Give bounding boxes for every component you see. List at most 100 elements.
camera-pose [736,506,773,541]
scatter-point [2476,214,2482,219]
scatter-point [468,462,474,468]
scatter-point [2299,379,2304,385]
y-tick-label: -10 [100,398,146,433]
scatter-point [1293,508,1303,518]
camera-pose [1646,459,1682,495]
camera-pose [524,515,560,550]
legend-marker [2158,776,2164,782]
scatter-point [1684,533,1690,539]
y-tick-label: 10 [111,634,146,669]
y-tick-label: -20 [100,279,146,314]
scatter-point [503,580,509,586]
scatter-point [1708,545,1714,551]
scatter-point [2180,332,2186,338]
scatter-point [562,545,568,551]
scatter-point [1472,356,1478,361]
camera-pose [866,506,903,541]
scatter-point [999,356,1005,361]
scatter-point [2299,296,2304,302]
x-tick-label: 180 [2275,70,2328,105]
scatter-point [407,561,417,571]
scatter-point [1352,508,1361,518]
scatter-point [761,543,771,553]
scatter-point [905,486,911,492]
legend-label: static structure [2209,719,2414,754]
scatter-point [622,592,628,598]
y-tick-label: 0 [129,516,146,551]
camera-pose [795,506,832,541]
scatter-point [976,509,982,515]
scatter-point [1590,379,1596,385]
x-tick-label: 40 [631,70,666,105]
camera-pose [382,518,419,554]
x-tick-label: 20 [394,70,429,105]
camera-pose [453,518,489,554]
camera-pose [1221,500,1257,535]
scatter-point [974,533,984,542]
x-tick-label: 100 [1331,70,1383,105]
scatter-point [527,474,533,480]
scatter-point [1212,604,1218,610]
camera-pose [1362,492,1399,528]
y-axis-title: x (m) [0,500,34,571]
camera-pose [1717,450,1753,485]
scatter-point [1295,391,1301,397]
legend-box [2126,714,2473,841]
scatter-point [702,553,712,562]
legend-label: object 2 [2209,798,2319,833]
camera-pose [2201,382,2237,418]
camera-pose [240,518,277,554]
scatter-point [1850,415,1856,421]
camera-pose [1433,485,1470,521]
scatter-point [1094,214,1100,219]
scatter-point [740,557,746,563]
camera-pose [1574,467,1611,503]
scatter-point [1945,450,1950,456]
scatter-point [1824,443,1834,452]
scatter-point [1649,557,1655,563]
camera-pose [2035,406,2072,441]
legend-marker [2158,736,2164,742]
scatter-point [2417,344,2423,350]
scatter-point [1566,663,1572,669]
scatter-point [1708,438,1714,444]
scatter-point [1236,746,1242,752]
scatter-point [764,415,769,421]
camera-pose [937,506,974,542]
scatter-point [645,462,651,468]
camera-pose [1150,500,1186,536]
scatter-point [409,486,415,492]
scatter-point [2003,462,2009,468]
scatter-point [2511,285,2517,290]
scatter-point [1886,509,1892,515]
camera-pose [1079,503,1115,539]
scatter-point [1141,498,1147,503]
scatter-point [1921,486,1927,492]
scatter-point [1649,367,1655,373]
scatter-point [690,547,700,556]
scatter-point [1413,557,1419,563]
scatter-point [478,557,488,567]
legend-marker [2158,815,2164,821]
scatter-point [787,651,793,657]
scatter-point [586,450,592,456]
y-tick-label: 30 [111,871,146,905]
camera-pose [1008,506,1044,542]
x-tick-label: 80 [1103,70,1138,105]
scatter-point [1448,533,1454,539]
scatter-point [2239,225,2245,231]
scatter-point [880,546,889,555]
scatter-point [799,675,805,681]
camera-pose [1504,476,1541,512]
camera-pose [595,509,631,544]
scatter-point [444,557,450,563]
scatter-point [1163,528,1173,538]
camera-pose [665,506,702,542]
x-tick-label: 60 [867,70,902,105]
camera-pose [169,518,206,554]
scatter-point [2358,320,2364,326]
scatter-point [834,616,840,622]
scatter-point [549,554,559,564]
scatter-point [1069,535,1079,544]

> REQUIREMENT: Copy out all the lines in the entries above word for word.

> WRITTEN RESPONSE:
Give bounding boxes for every component you see. List at most 100 elements.
camera-pose [736,506,773,541]
scatter-point [2476,214,2482,219]
scatter-point [468,462,474,468]
scatter-point [2299,379,2304,385]
y-tick-label: -10 [100,398,146,433]
scatter-point [1293,508,1303,518]
camera-pose [1646,459,1682,495]
camera-pose [524,515,560,550]
legend-marker [2158,776,2164,782]
scatter-point [1684,533,1690,539]
y-tick-label: 10 [111,634,146,669]
y-tick-label: -20 [100,279,146,314]
scatter-point [503,580,509,586]
scatter-point [1708,545,1714,551]
scatter-point [2180,332,2186,338]
scatter-point [562,545,568,551]
scatter-point [1472,356,1478,361]
camera-pose [866,506,903,541]
scatter-point [999,356,1005,361]
scatter-point [2299,296,2304,302]
x-tick-label: 180 [2275,70,2328,105]
scatter-point [407,561,417,571]
scatter-point [1352,508,1361,518]
scatter-point [761,543,771,553]
scatter-point [905,486,911,492]
legend-label: static structure [2209,719,2414,754]
scatter-point [622,592,628,598]
y-tick-label: 0 [129,516,146,551]
camera-pose [795,506,832,541]
scatter-point [976,509,982,515]
scatter-point [1590,379,1596,385]
x-tick-label: 40 [631,70,666,105]
camera-pose [382,518,419,554]
x-tick-label: 20 [394,70,429,105]
camera-pose [453,518,489,554]
camera-pose [1221,500,1257,535]
scatter-point [974,533,984,542]
x-tick-label: 100 [1331,70,1383,105]
scatter-point [527,474,533,480]
scatter-point [1212,604,1218,610]
camera-pose [1362,492,1399,528]
y-axis-title: x (m) [0,500,34,571]
camera-pose [1717,450,1753,485]
scatter-point [1295,391,1301,397]
legend-box [2126,714,2473,841]
scatter-point [702,553,712,562]
legend-label: object 2 [2209,798,2319,833]
camera-pose [2201,382,2237,418]
camera-pose [240,518,277,554]
scatter-point [1850,415,1856,421]
camera-pose [1433,485,1470,521]
scatter-point [1094,214,1100,219]
scatter-point [740,557,746,563]
camera-pose [1574,467,1611,503]
scatter-point [1945,450,1950,456]
scatter-point [1824,443,1834,452]
scatter-point [1649,557,1655,563]
camera-pose [2035,406,2072,441]
legend-marker [2158,736,2164,742]
scatter-point [2417,344,2423,350]
scatter-point [1566,663,1572,669]
scatter-point [1708,438,1714,444]
scatter-point [1236,746,1242,752]
scatter-point [764,415,769,421]
camera-pose [937,506,974,542]
scatter-point [645,462,651,468]
camera-pose [1150,500,1186,536]
scatter-point [409,486,415,492]
scatter-point [2003,462,2009,468]
scatter-point [2511,285,2517,290]
scatter-point [1886,509,1892,515]
camera-pose [1079,503,1115,539]
scatter-point [1141,498,1147,503]
scatter-point [1921,486,1927,492]
scatter-point [1649,367,1655,373]
scatter-point [690,547,700,556]
scatter-point [1413,557,1419,563]
scatter-point [478,557,488,567]
legend-marker [2158,815,2164,821]
scatter-point [787,651,793,657]
scatter-point [586,450,592,456]
y-tick-label: 30 [111,871,146,905]
camera-pose [1008,506,1044,542]
x-tick-label: 80 [1103,70,1138,105]
scatter-point [1448,533,1454,539]
scatter-point [2239,225,2245,231]
scatter-point [880,546,889,555]
scatter-point [799,675,805,681]
camera-pose [1504,476,1541,512]
camera-pose [595,509,631,544]
scatter-point [444,557,450,563]
scatter-point [1163,528,1173,538]
camera-pose [665,506,702,542]
x-tick-label: 60 [867,70,902,105]
camera-pose [169,518,206,554]
scatter-point [2358,320,2364,326]
scatter-point [834,616,840,622]
scatter-point [549,554,559,564]
scatter-point [1069,535,1079,544]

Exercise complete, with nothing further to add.